'''

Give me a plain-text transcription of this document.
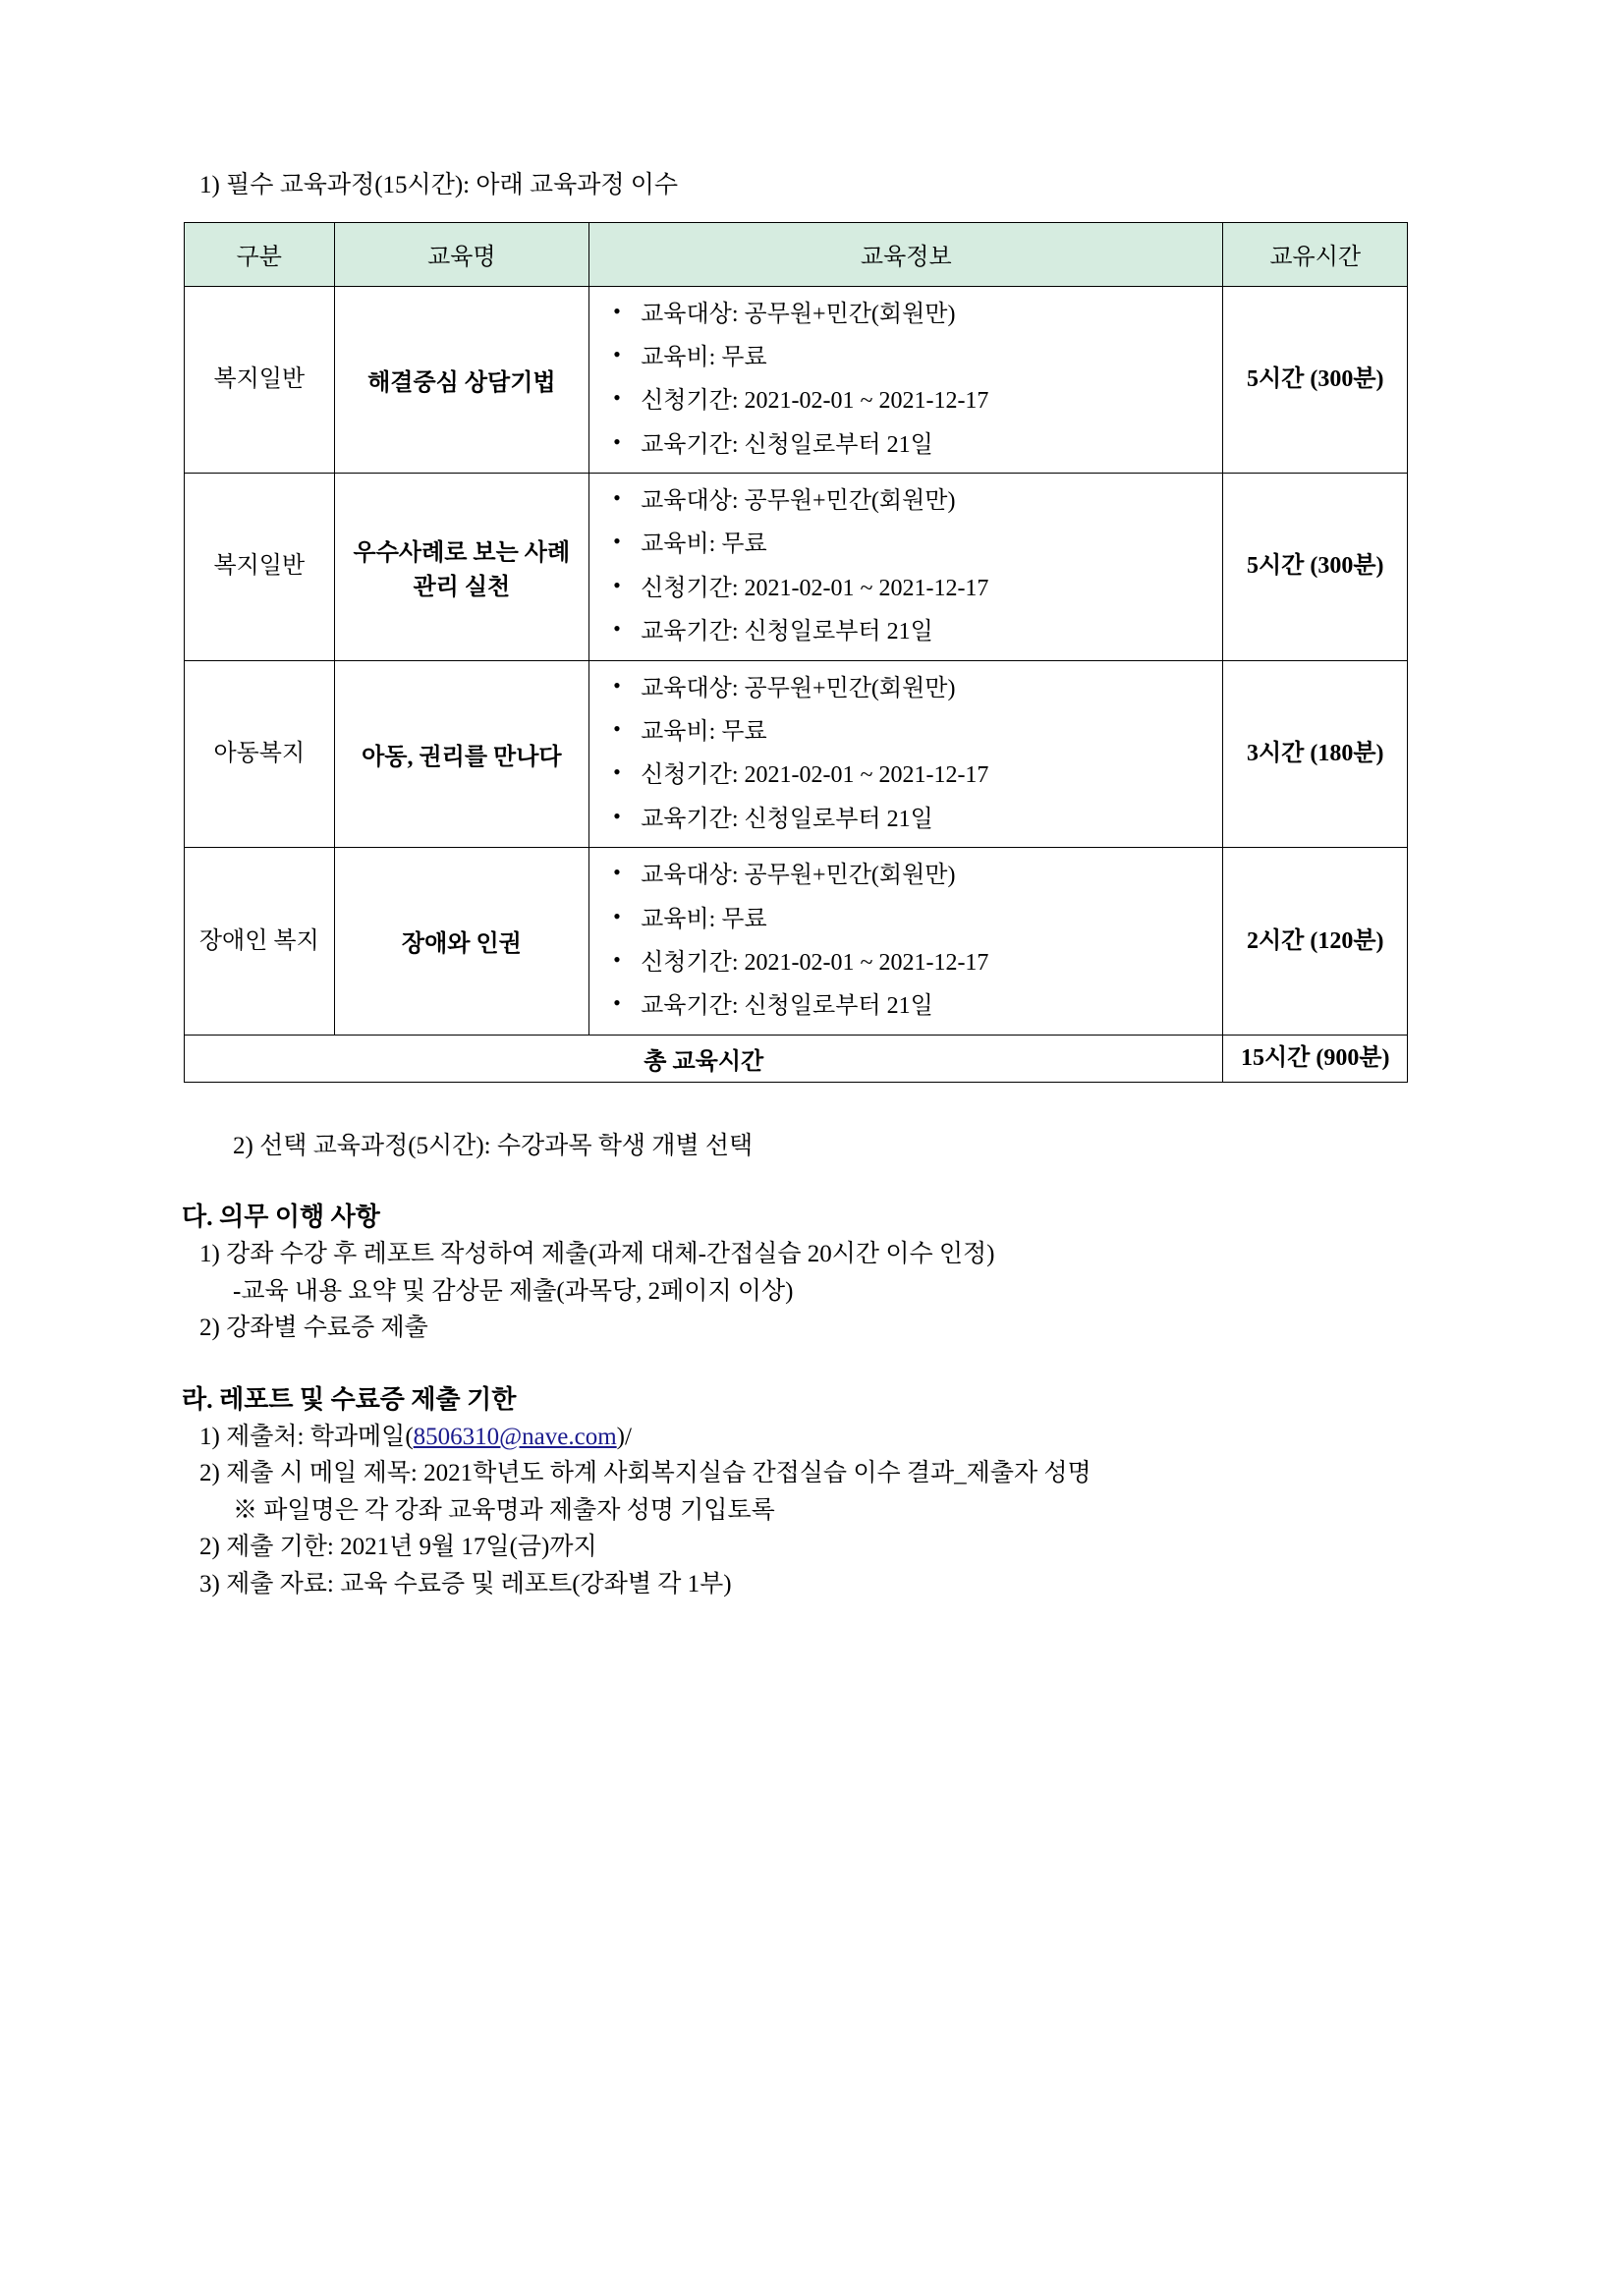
1) 필수 교육과정(15시간): 아래 교육과정 이수
구분	교육명	교육정보	교유시간
복지일반	해결중심 상담기법	
• 교육대상: 공무원+민간(회원만)
• 교육비: 무료
• 신청기간: 2021-02-01 ~ 2021-12-17
• 교육기간: 신청일로부터 21일
	5시간 (300분)
복지일반	우수사례로 보는 사례관리 실천	
• 교육대상: 공무원+민간(회원만)
• 교육비: 무료
• 신청기간: 2021-02-01 ~ 2021-12-17
• 교육기간: 신청일로부터 21일
	5시간 (300분)
아동복지	아동, 권리를 만나다	
• 교육대상: 공무원+민간(회원만)
• 교육비: 무료
• 신청기간: 2021-02-01 ~ 2021-12-17
• 교육기간: 신청일로부터 21일
	3시간 (180분)
장애인 복지	장애와 인권	
• 교육대상: 공무원+민간(회원만)
• 교육비: 무료
• 신청기간: 2021-02-01 ~ 2021-12-17
• 교육기간: 신청일로부터 21일
	2시간 (120분)
총 교육시간			15시간 (900분)
2) 선택 교육과정(5시간): 수강과목 학생 개별 선택
다. 의무 이행 사항
1) 강좌 수강 후 레포트 작성하여 제출(과제 대체-간접실습 20시간 이수 인정)
-교육 내용 요약 및 감상문 제출(과목당, 2페이지 이상)
2) 강좌별 수료증 제출
라. 레포트 및 수료증 제출 기한
1) 제출처: 학과메일(8506310@nave.com)/
2) 제출 시 메일 제목: 2021학년도 하계 사회복지실습 간접실습 이수 결과_제출자 성명
※ 파일명은 각 강좌 교육명과 제출자 성명 기입토록
2) 제출 기한: 2021년 9월 17일(금)까지
3) 제출 자료: 교육 수료증 및 레포트(강좌별 각 1부)
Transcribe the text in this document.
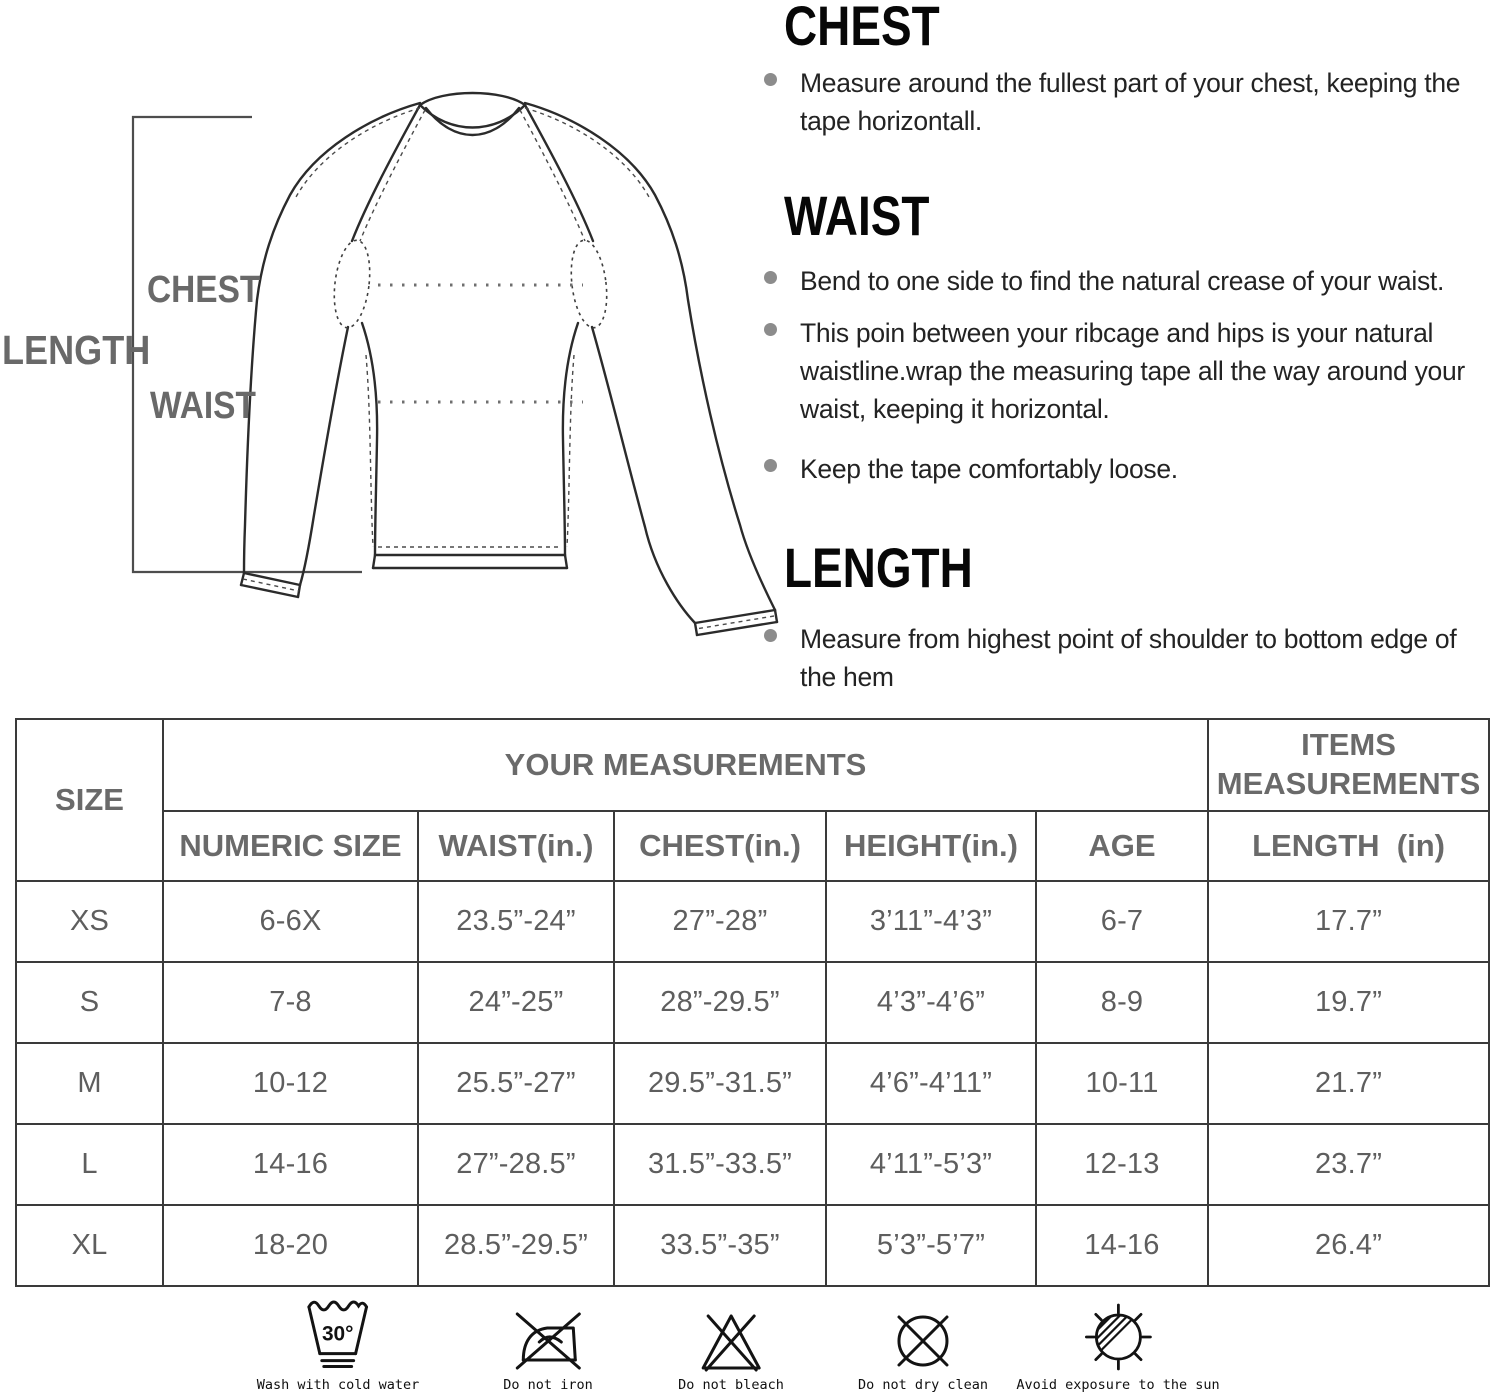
LENGTH

CHEST

WAIST

CHEST

Measure around the fullest part of your chest, keeping the tape horizontall.

WAIST

Bend to one side to find the natural crease of your waist.

This poin between your ribcage and hips is your natural waistline.wrap the measuring tape all the way around your waist, keeping it horizontal.

Keep the tape comfortably loose.

LENGTH

Measure from highest point of shoulder to bottom edge of the hem

SIZE	YOUR MEASUREMENTS					ITEMS MEASUREMENTS
	NUMERIC SIZE	WAIST(in.)	CHEST(in.)	HEIGHT(in.)	AGE	LENGTH  (in)
XS	6-6X	23.5”-24”	27”-28”	3’11”-4’3”	6-7	17.7”
S	7-8	24”-25”	28”-29.5”	4’3”-4’6”	8-9	19.7”
M	10-12	25.5”-27”	29.5”-31.5”	4’6”-4’11”	10-11	21.7”
L	14-16	27”-28.5”	31.5”-33.5”	4’11”-5’3”	12-13	23.7”
XL	18-20	28.5”-29.5”	33.5”-35”	5’3”-5’7”	14-16	26.4”
30°
Wash with cold water	Do not iron	Do not bleach	Do not dry clean Avoid exposure to the sun
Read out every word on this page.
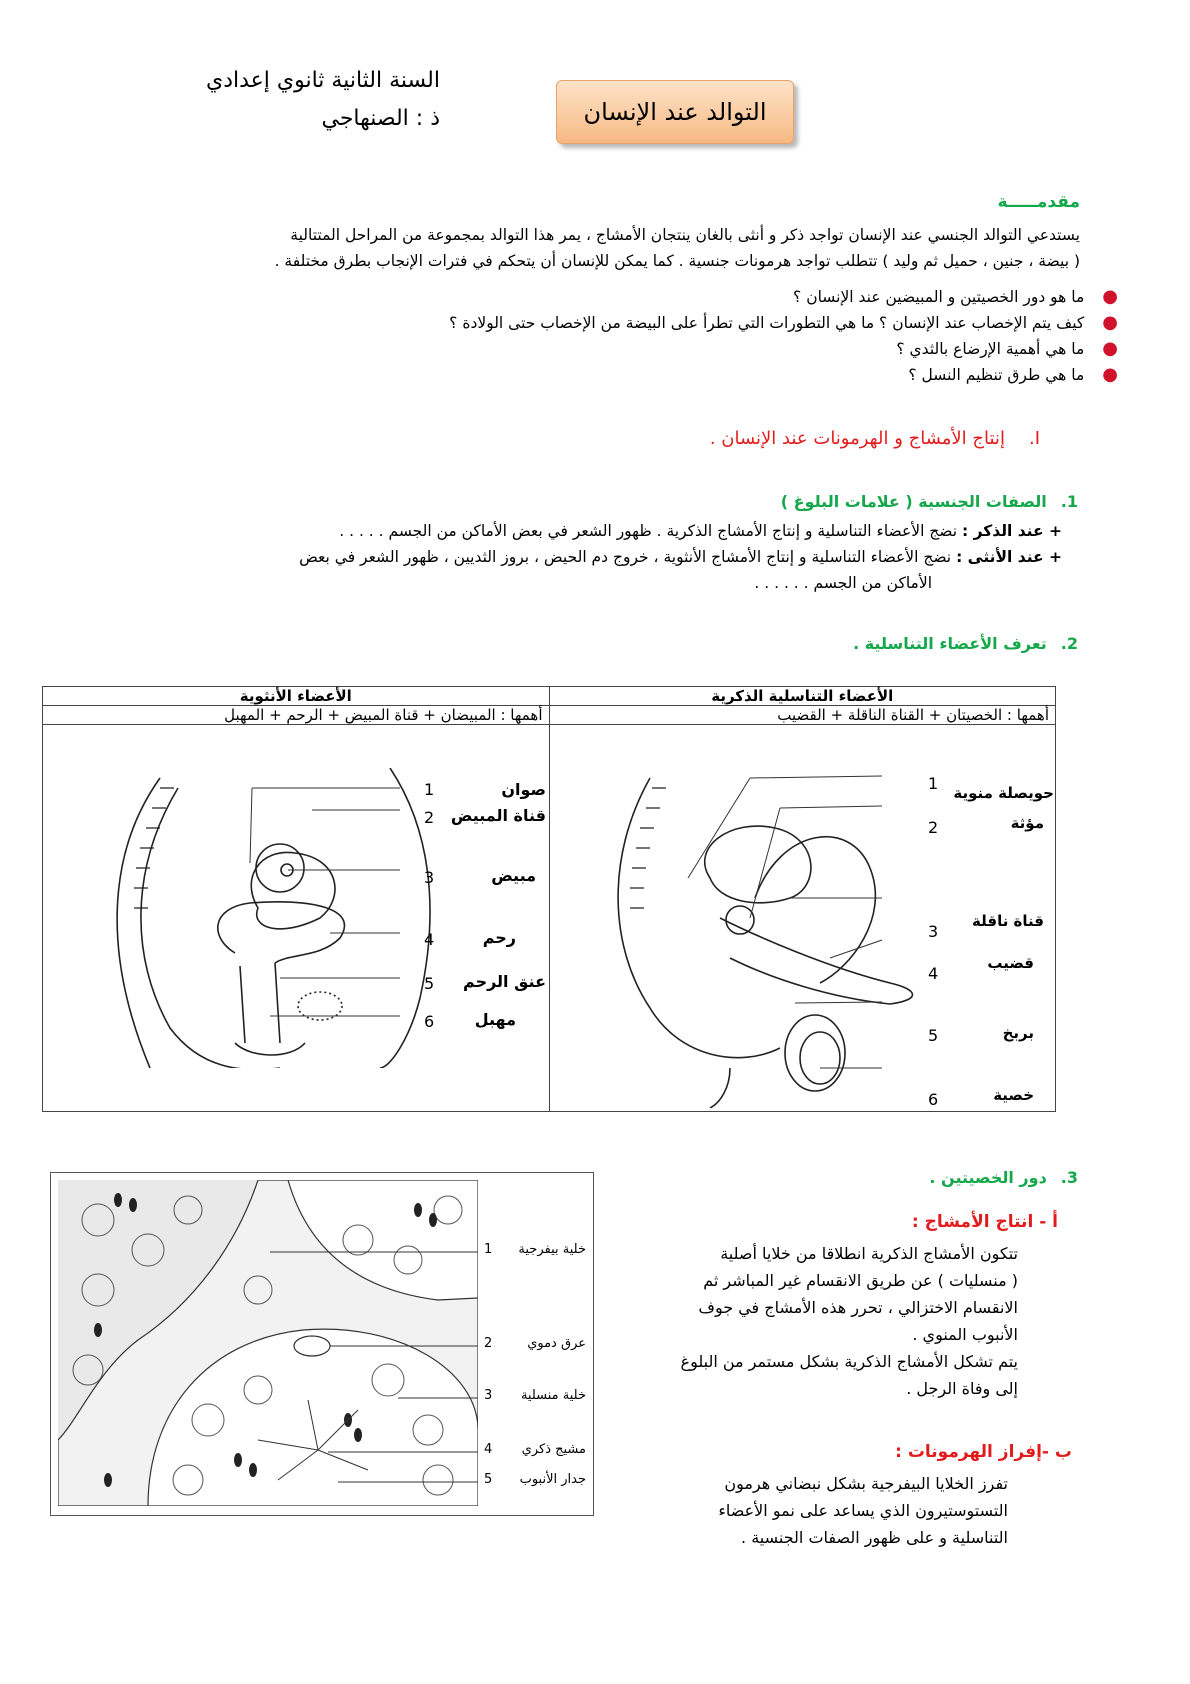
السنة الثانية ثانوي إعدادي
ذ : الصنهاجي	التوالد عند الإنسان
مقدمـــــة
يستدعي التوالد الجنسي عند الإنسان تواجد ذكر و أنثى بالغان ينتجان الأمشاج ، يمر هذا التوالد بمجموعة من المراحل المتتالية
( بيضة ، جنين ، حميل ثم وليد ) تتطلب تواجد هرمونات جنسية . كما يمكن للإنسان أن يتحكم في فترات الإنجاب بطرق مختلفة .
●ما هو دور الخصيتين و المبيضين عند الإنسان ؟
●كيف يتم الإخصاب عند الإنسان ؟ ما هي التطورات التي تطرأ على البيضة من الإخصاب حتى الولادة ؟
●ما هي أهمية الإرضاع بالثدي ؟
●ما هي طرق تنظيم النسل ؟
I.إنتاج الأمشاج و الهرمونات عند الإنسان .
1.الصفات الجنسية ( علامات البلوغ )
+ عند الذكر : نضج الأعضاء التناسلية و إنتاج الأمشاج الذكرية . ظهور الشعر في بعض الأماكن من الجسم . . . . .
+ عند الأنثى : نضج الأعضاء التناسلية و إنتاج الأمشاج الأنثوية ، خروج دم الحيض ، بروز الثديين ، ظهور الشعر في بعض
الأماكن من الجسم . . . . . .
2.تعرف الأعضاء التناسلية .
الأعضاء الأنثوية	الأعضاء التناسلية الذكرية
أهمها : المبيضان + قناة المبيض + الرحم + المهبل	أهمها : الخصيتان + القناة الناقلة + القضيب

1
2
3
4
5
6
صوان
قناة المبيض
مبيض
رحم
عنق الرحم
مهبل
1
2
3
4
5
6
حويصلة منوية
مؤثة
قناة ناقلة
قضيب
بربخ
خصية
3.دور الخصيتين .
1
2
3
4
5
خلية بيفرجية
عرق دموي
خلية منسلية
مشيج ذكري
جدار الأنبوب
أ - انتاج الأمشاج :
تتكون الأمشاج الذكرية انطلاقا من خلايا أصلية
( منسليات ) عن طريق الانقسام غير المباشر ثم
الانقسام الاختزالي ، تحرر هذه الأمشاج في جوف
الأنبوب المنوي .
يتم تشكل الأمشاج الذكرية بشكل مستمر من البلوغ
إلى وفاة الرجل .
ب -إفراز الهرمونات :
تفرز الخلايا البيفرجية بشكل نبضاني هرمون
التستوستيرون الذي يساعد على نمو الأعضاء
التناسلية و على ظهور الصفات الجنسية .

'''

Using the listing above, show every line that includes the string "natural".

→ The reply
Bend to one side to find the natural crease of your waist.
This poin between your ribcage and hips is your natural waistline.wrap the measuring tape all the way around your waist, keeping it horizontal.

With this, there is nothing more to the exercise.